** start of PROVIDED DATA **

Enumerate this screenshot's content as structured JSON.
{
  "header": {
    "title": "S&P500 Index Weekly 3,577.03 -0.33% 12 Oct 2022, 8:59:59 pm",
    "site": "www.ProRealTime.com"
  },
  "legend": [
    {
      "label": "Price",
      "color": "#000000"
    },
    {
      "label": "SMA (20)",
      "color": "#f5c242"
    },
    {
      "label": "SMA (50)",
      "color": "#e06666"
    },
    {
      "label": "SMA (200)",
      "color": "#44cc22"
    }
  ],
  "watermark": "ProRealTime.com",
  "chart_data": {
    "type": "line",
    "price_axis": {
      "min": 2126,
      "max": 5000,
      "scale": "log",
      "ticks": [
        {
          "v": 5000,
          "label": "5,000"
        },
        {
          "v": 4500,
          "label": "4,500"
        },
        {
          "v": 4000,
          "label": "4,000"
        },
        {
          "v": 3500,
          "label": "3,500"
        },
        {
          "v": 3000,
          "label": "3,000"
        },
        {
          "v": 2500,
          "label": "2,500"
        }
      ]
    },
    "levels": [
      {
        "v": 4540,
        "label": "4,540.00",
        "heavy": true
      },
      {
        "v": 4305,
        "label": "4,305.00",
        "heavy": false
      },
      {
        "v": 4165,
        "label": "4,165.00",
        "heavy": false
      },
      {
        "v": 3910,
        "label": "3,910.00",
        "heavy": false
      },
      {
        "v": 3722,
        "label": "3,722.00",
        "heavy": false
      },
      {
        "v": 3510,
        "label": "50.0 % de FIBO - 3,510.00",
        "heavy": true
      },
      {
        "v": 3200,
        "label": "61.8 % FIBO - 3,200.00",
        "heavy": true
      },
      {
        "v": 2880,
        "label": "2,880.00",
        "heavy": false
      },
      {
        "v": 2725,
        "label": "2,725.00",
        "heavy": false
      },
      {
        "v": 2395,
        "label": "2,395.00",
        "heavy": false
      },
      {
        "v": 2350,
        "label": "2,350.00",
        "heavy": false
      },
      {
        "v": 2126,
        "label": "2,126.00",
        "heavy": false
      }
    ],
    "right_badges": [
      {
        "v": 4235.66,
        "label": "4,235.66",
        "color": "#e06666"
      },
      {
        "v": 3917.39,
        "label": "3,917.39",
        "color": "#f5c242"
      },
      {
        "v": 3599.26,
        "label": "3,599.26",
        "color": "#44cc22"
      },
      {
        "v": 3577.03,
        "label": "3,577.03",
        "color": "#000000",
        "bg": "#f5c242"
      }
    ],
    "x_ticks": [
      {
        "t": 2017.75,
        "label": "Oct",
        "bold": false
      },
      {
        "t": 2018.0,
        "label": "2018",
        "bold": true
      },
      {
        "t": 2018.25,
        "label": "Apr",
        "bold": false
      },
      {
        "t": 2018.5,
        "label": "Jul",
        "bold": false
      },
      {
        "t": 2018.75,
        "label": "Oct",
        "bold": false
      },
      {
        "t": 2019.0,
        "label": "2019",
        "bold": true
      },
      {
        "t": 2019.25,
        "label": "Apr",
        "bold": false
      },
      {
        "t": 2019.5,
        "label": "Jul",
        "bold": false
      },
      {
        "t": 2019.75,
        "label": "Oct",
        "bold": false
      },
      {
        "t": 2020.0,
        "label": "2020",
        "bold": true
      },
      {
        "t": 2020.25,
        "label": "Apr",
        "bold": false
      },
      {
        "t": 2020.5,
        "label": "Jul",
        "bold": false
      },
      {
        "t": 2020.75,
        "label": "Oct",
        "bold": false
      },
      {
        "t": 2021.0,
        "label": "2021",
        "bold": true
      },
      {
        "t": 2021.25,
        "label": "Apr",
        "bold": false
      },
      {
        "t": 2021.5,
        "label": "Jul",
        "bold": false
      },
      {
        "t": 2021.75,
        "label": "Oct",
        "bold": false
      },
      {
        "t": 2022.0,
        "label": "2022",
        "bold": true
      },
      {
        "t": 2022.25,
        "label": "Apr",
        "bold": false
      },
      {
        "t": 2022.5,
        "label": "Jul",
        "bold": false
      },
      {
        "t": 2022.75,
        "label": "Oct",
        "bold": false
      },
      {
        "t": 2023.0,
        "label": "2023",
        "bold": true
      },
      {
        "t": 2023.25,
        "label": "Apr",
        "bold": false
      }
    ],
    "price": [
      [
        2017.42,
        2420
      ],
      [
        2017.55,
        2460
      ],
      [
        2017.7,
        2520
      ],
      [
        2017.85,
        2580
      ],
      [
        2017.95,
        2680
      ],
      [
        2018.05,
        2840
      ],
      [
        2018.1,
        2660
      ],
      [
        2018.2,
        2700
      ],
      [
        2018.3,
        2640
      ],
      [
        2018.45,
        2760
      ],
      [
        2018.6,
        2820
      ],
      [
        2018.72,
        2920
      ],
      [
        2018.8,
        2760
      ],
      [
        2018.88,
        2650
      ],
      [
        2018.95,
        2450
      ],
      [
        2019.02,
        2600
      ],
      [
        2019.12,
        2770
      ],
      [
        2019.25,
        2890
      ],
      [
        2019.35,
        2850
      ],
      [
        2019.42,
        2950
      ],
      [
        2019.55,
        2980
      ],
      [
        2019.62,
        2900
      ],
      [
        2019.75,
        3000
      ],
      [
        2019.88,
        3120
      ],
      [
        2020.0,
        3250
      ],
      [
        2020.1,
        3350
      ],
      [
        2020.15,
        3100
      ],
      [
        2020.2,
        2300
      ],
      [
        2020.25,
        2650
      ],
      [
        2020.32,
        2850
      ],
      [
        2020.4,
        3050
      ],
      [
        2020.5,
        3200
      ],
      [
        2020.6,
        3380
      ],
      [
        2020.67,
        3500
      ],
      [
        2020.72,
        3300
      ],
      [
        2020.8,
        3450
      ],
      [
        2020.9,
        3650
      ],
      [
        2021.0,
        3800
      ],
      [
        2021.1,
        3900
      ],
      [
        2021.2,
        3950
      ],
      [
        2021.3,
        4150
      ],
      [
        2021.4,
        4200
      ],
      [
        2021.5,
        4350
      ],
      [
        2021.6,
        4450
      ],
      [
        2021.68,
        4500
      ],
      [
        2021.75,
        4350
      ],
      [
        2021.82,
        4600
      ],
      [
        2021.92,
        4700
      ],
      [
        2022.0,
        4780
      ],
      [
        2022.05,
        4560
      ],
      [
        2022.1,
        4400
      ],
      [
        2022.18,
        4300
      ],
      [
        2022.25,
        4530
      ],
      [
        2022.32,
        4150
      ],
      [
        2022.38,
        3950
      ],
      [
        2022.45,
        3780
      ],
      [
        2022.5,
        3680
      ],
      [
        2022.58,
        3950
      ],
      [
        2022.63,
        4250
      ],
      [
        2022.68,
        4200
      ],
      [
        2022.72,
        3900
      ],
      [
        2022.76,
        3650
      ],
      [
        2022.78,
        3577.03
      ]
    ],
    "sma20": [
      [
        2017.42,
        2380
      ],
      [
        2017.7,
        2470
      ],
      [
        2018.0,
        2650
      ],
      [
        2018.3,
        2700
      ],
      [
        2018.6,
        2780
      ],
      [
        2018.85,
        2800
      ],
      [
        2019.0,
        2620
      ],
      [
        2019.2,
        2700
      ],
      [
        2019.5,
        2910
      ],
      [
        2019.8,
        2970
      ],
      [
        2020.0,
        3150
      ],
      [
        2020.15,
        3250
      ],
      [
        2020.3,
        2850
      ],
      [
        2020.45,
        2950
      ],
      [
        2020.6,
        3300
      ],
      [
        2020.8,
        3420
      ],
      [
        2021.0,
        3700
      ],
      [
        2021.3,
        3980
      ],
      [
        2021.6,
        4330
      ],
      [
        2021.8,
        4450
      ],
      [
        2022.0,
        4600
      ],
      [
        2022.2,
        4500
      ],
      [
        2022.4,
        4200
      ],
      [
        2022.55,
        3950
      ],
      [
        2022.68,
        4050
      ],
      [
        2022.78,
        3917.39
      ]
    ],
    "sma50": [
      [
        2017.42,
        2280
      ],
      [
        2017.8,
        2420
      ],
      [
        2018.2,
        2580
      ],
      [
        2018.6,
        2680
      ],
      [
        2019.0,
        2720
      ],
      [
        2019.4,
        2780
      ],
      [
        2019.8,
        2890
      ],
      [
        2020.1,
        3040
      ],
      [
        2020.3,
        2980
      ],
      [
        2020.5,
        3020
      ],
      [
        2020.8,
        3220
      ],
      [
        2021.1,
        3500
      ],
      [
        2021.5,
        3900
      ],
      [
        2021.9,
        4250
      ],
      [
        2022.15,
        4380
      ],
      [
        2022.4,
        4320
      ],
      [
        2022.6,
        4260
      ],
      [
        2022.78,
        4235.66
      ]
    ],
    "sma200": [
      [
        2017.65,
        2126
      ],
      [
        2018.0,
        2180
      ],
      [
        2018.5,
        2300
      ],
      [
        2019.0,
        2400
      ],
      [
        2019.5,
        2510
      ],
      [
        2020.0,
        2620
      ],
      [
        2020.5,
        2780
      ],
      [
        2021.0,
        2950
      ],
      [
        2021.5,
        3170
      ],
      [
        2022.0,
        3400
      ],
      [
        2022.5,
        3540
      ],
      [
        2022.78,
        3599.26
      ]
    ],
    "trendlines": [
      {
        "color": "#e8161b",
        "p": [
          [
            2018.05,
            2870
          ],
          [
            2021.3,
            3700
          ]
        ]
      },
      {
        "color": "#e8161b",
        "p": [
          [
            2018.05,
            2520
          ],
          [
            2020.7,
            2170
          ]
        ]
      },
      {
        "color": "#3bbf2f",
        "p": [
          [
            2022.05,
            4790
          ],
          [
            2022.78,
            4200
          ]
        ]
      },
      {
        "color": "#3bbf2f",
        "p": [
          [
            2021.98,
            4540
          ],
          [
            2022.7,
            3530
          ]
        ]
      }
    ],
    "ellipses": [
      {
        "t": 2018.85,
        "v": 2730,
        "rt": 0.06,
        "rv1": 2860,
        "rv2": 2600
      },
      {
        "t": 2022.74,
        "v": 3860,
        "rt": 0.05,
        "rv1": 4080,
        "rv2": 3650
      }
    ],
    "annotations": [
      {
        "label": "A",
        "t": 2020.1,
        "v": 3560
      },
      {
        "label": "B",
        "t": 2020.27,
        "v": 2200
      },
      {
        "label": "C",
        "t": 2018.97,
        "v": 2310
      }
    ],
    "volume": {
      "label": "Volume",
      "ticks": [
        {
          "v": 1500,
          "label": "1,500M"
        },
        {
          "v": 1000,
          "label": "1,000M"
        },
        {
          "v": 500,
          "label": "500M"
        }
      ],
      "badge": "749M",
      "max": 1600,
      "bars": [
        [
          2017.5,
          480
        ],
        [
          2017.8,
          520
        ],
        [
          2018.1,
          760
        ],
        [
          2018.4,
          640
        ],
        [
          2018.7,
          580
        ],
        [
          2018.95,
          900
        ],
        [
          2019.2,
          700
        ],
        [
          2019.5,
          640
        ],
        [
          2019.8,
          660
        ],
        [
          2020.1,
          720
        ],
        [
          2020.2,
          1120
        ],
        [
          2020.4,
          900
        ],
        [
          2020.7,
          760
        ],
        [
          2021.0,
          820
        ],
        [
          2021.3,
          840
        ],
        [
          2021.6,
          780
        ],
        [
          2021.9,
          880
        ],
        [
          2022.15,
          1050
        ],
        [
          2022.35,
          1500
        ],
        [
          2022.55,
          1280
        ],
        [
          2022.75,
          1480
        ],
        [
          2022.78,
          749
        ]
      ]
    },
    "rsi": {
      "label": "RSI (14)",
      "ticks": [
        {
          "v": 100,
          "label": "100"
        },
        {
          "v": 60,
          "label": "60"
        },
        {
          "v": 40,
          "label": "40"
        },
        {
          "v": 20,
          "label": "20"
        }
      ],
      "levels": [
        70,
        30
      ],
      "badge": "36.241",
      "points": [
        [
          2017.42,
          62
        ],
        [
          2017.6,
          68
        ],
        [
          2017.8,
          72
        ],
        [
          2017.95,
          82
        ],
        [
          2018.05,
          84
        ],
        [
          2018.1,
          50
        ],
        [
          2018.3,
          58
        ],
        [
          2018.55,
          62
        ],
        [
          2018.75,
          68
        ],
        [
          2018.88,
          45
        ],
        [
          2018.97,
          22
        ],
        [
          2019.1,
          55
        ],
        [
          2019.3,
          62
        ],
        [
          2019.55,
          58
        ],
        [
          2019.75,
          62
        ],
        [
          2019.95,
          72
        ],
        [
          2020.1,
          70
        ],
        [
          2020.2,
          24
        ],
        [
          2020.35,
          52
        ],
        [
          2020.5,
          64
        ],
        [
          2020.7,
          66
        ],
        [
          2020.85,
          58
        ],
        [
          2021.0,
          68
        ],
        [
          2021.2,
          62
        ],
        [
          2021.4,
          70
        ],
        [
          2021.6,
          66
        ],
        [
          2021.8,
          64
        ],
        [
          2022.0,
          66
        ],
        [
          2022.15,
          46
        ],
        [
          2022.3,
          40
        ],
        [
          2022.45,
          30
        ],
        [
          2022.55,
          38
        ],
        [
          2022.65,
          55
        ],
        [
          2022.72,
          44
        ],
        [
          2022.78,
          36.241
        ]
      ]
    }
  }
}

** end of PROVIDED DATA **

- YOUR TASK: Copy every line of the material in which the word "FIBO" occurs.

- EXERCISE OUTPUT:
        "label": "50.0 % de FIBO - 3,510.00",
        "label": "61.8 % FIBO - 3,200.00",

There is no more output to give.